__TASK REQUIREMENTS__
Filter the records below and copy every line containing the word "Public".

+++

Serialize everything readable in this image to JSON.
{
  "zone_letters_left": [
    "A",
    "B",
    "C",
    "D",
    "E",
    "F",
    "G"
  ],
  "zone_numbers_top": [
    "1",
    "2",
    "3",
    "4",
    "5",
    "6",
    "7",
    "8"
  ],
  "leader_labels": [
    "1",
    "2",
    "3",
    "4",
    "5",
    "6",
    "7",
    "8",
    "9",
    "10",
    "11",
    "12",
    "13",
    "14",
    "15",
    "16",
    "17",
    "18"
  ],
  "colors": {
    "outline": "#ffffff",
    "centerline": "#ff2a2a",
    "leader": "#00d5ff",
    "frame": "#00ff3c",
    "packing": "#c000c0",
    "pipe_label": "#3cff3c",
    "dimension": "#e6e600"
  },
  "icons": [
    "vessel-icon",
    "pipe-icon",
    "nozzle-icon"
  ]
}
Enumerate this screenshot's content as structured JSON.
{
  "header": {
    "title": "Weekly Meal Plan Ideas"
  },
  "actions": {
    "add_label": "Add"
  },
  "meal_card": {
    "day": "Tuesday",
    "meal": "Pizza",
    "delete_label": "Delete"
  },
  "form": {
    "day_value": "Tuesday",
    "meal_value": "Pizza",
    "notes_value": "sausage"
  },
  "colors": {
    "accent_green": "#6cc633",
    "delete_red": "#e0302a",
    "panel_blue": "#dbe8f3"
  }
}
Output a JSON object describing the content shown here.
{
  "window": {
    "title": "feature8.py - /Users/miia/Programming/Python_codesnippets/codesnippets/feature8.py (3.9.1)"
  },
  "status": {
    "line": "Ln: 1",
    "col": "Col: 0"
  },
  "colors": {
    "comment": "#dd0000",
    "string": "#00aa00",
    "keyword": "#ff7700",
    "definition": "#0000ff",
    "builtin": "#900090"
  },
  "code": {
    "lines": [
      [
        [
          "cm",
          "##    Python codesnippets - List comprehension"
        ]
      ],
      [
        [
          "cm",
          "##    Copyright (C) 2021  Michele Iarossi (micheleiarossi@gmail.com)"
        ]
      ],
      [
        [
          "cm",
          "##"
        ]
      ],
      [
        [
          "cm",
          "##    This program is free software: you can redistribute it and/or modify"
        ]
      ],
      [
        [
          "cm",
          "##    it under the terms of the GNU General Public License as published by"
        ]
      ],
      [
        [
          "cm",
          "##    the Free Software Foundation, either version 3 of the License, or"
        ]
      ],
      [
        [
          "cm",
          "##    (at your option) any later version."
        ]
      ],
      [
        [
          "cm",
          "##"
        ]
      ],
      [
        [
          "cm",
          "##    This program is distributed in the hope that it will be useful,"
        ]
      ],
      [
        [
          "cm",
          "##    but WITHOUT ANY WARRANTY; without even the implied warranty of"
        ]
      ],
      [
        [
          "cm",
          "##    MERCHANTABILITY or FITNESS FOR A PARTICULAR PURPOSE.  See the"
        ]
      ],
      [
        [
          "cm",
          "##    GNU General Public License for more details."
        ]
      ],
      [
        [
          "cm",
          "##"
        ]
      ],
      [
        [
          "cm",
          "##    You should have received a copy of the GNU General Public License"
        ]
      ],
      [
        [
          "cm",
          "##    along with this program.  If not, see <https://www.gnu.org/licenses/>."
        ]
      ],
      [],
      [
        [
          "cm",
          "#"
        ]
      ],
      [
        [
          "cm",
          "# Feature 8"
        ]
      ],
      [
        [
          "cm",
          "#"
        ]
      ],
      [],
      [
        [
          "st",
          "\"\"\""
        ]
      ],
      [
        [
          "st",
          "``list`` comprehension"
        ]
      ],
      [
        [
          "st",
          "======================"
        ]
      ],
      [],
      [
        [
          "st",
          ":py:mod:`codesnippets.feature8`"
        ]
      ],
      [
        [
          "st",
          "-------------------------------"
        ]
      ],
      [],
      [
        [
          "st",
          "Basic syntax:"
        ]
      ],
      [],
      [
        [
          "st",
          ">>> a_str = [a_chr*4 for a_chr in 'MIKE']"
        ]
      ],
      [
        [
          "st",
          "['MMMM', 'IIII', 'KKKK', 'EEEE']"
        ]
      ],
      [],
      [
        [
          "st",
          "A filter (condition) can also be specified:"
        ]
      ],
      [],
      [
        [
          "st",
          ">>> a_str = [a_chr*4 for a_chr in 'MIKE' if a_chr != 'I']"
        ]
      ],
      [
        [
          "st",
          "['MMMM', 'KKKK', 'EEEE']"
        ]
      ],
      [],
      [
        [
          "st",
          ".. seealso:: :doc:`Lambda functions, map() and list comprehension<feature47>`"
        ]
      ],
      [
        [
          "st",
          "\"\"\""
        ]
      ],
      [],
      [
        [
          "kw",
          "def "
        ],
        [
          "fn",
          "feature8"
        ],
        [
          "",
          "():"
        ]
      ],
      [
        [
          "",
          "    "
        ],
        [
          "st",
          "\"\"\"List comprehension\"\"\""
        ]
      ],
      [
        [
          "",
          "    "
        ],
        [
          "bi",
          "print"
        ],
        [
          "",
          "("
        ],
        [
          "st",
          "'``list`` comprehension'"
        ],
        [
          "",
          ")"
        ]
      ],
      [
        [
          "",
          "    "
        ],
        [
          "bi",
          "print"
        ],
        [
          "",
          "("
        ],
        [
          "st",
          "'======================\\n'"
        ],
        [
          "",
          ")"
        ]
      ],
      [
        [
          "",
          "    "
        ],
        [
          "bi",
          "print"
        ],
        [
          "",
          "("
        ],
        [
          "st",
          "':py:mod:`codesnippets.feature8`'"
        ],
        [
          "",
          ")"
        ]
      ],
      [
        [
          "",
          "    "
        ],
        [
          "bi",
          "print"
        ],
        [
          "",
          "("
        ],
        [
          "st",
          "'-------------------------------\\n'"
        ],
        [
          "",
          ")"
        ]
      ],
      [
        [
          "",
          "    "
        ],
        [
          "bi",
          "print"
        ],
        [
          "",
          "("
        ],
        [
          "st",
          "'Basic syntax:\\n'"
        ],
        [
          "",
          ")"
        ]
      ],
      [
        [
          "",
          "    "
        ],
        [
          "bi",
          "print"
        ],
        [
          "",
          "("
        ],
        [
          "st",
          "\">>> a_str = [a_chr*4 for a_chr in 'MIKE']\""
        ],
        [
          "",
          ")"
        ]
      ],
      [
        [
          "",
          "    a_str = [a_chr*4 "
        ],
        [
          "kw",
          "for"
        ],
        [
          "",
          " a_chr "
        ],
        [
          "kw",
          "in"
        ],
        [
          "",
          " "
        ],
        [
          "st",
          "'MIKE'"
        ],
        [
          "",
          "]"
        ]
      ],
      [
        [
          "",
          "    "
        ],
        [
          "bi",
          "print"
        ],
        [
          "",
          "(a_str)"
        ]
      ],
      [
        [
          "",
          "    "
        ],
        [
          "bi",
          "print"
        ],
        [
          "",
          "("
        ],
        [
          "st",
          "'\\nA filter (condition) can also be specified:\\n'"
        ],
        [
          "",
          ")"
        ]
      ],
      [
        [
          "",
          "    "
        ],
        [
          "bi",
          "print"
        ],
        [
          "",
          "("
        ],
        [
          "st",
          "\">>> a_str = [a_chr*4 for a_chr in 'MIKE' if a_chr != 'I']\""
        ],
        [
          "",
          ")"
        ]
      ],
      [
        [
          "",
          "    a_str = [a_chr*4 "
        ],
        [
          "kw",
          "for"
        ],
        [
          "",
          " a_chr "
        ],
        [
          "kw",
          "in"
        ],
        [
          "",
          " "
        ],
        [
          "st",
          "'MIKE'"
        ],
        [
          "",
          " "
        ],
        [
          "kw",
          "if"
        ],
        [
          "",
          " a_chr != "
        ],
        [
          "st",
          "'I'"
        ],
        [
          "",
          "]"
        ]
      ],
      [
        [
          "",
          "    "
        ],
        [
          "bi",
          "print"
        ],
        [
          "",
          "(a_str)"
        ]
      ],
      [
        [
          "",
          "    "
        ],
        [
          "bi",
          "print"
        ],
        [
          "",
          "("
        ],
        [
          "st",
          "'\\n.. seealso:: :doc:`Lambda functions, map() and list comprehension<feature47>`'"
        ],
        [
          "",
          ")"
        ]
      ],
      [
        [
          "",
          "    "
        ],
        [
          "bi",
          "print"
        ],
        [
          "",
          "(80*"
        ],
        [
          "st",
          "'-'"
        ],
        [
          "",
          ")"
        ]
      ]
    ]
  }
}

+++

__WRITTEN RESPONSE__
          "##    it under the terms of the GNU General Public License as published by"
          "##    GNU General Public License for more details."
          "##    You should have received a copy of the GNU General Public License"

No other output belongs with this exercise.